• DIRECTIVE: Read the listing below and copy out every line that holds "Released".

• MATERIAL FOR THE TASK:
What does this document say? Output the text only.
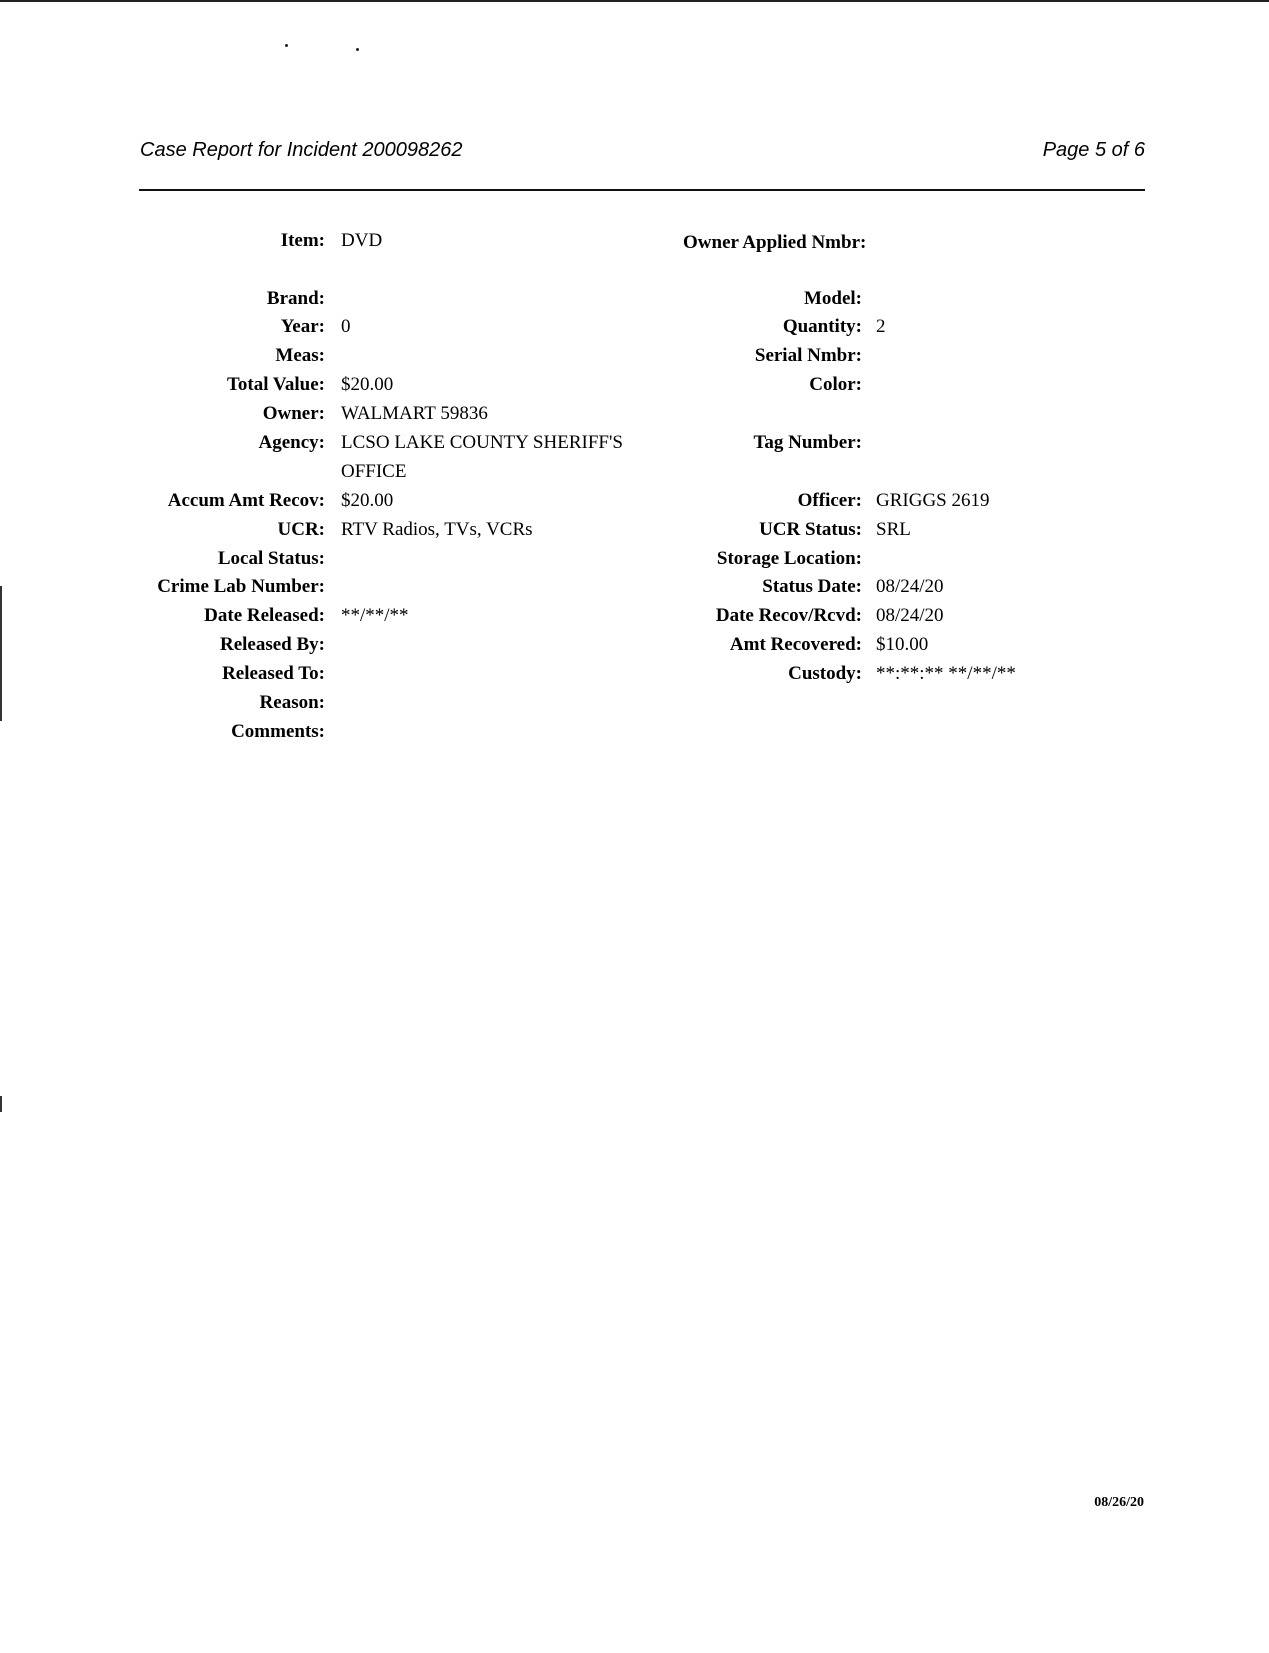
Case Report for Incident 200098262	Page 5 of 6
Item: DVD
Brand:
Year: 0
Meas:
Total Value: $20.00
Owner: WALMART 59836
Agency: LCSO LAKE COUNTY SHERIFF'S
OFFICE
Accum Amt Recov: $20.00
UCR: RTV Radios, TVs, VCRs
Local Status:
Crime Lab Number:
Date Released: **/**/**
Released By:
Released To:
Reason:
Comments:
Owner Applied Nmbr:
Model:
Quantity: 2
Serial Nmbr:
Color:
Tag Number:
Officer: GRIGGS 2619
UCR Status: SRL
Storage Location:
Status Date: 08/24/20
Date Recov/Rcvd: 08/24/20
Amt Recovered: $10.00
Custody: **:**:** **/**/**
08/26/20
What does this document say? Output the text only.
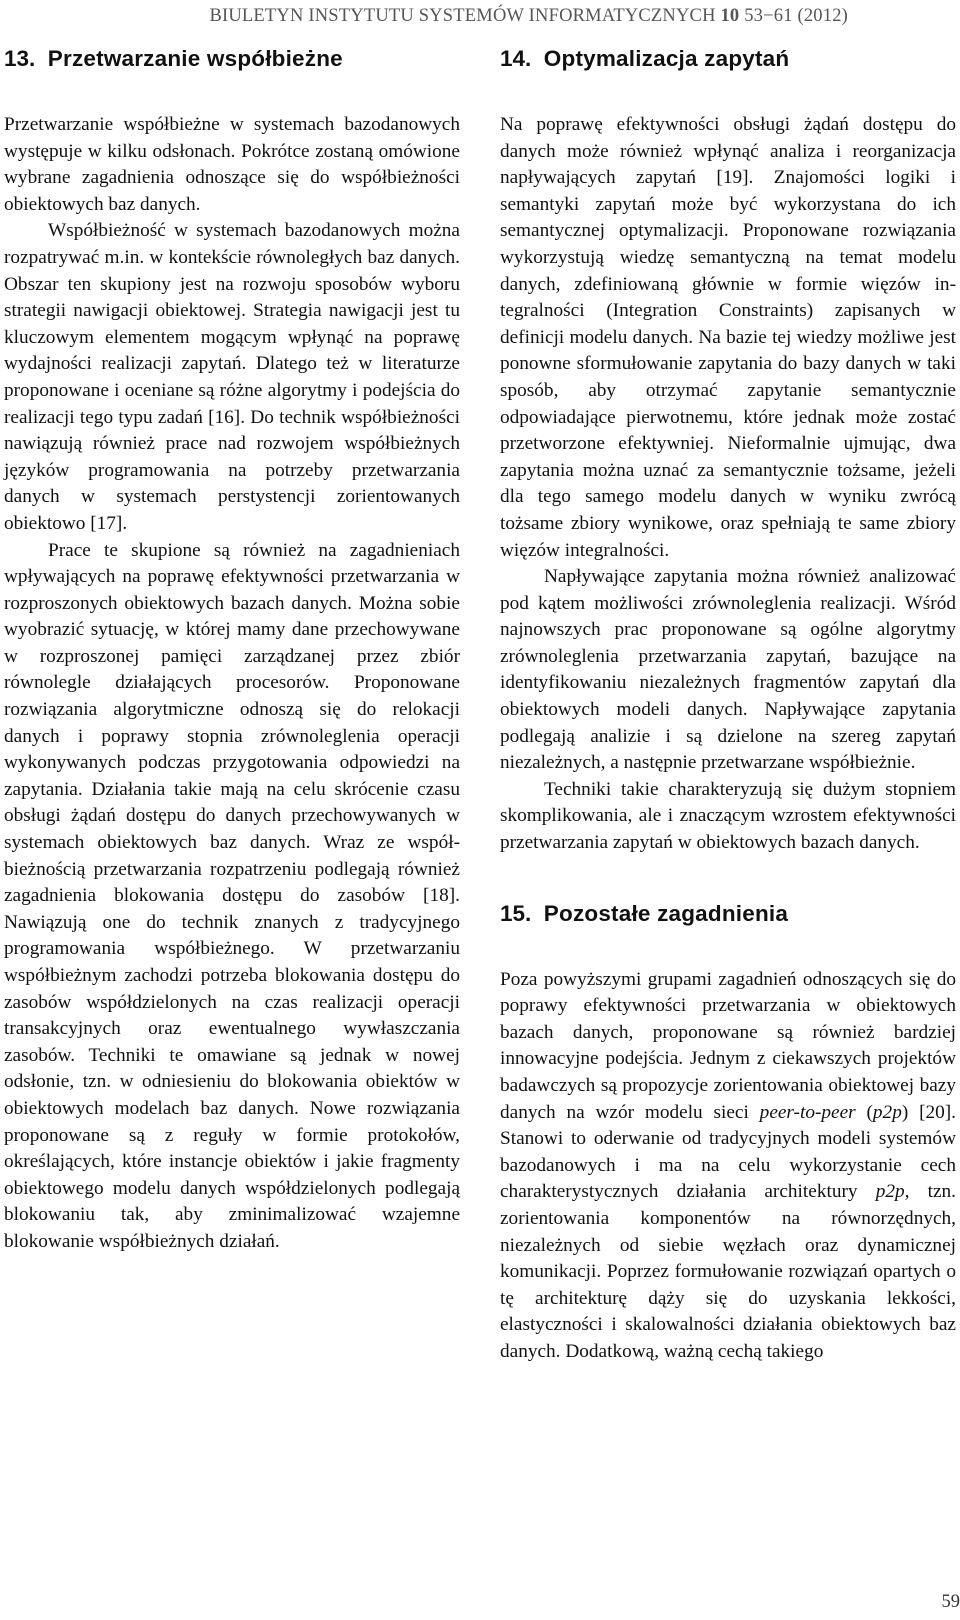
BIULETYN INSTYTUTU SYSTEMÓW INFORMATYCZNYCH 10 53−61 (2012)
13. Przetwarzanie współbieżne

Przetwarzanie współbieżne w systemach bazodanowych występuje w kilku odsłonach. Pokrótce zostaną omówione wybrane zagadnienia odnoszące się do współbieżności obiektowych baz danych.

Współbieżność w systemach bazodanowych można rozpatrywać m.in. w kontekście równoległych baz danych. Obszar ten skupiony jest na rozwoju sposobów wyboru strategii nawigacji obiektowej. Strategia nawigacji jest tu kluczowym elementem mogącym wpłynąć na poprawę wydajności realizacji zapytań. Dlatego też w literaturze proponowane i oceniane są różne algorytmy i podejścia do realizacji tego typu zadań [16]. Do technik współbieżności nawiązują również prace nad rozwojem współbieżnych języków programowania na potrzeby przetwarzania danych w systemach perstystencji zorientowanych obiektowo [17].

Prace te skupione są również na zagadnieniach wpływających na poprawę efektywności przetwarzania w rozproszonych obiektowych bazach danych. Można sobie wyobrazić sytuację, w której mamy dane przechowywane w rozproszonej pamięci zarządzanej przez zbiór równolegle działających procesorów. Proponowane rozwiązania algorytmiczne odnoszą się do relokacji danych i poprawy stopnia zrównoleglenia operacji wykonywanych podczas przygotowania odpowiedzi na zapytania. Działania takie mają na celu skrócenie czasu obsługi żądań dostępu do danych przechowywanych w systemach obiektowych baz danych. Wraz ze współbieżnością przetwarzania rozpatrzeniu podlegają również zagadnienia blokowania dostępu do zasobów [18]. Nawiązują one do technik znanych z tradycyjnego programowania współbieżnego. W przetwarzaniu współbieżnym zachodzi potrzeba blokowania dostępu do zasobów współdzielonych na czas realizacji operacji transakcyjnych oraz ewentualnego wywłaszczania zasobów. Techniki te omawiane są jednak w nowej odsłonie, tzn. w odniesieniu do blokowania obiektów w obiektowych modelach baz danych. Nowe rozwiązania proponowane są z reguły w formie protokołów, określających, które instancje obiektów i jakie fragmenty obiektowego modelu danych współdzielonych podlegają blokowaniu tak, aby zminimalizować wzajemne blokowanie współbieżnych działań.

14. Optymalizacja zapytań

Na poprawę efektywności obsługi żądań dostępu do danych może również wpłynąć analiza i reorganizacja napływających zapytań [19]. Znajomości logiki i semantyki zapytań może być wykorzystana do ich semantycznej optymalizacji. Proponowane rozwiązania wykorzystują wiedzę semantyczną na temat modelu danych, zdefiniowaną głównie w formie więzów integralności (Integration Constraints) zapisanych w definicji modelu danych. Na bazie tej wiedzy możliwe jest ponowne sformułowanie zapytania do bazy danych w taki sposób, aby otrzymać zapytanie semantycznie odpowiadające pierwotnemu, które jednak może zostać przetworzone efektywniej. Nieformalnie ujmując, dwa zapytania można uznać za semantycznie tożsame, jeżeli dla tego samego modelu danych w wyniku zwrócą tożsame zbiory wynikowe, oraz spełniają te same zbiory więzów integralności.

Napływające zapytania można również analizować pod kątem możliwości zrównoleglenia realizacji. Wśród najnowszych prac proponowane są ogólne algorytmy zrównoleglenia przetwarzania zapytań, bazujące na identyfikowaniu niezależnych fragmentów zapytań dla obiektowych modeli danych. Napływające zapytania podlegają analizie i są dzielone na szereg zapytań niezależnych, a następnie przetwarzane współbieżnie.

Techniki takie charakteryzują się dużym stopniem skomplikowania, ale i znaczącym wzrostem efektywności przetwarzania zapytań w obiektowych bazach danych.

15. Pozostałe zagadnienia

Poza powyższymi grupami zagadnień odnoszących się do poprawy efektywności przetwarzania w obiektowych bazach danych, proponowane są również bardziej innowacyjne podejścia. Jednym z ciekawszych projektów badawczych są propozycje zorientowania obiektowej bazy danych na wzór modelu sieci peer-to-peer (p2p) [20]. Stanowi to oderwanie od tradycyjnych modeli systemów bazodanowych i ma na celu wykorzystanie cech charakterystycznych działania architektury p2p, tzn. zorientowania komponentów na równorzędnych, niezależnych od siebie węzłach oraz dynamicznej komunikacji. Poprzez formułowanie rozwiązań opartych o tę architekturę dąży się do uzyskania lekkości, elastyczności i skalowalności działania obiektowych baz danych. Dodatkową, ważną cechą takiego

59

• RESPONSE TO THE TASK:
Date Released: **/**/**
Released By:
Released To:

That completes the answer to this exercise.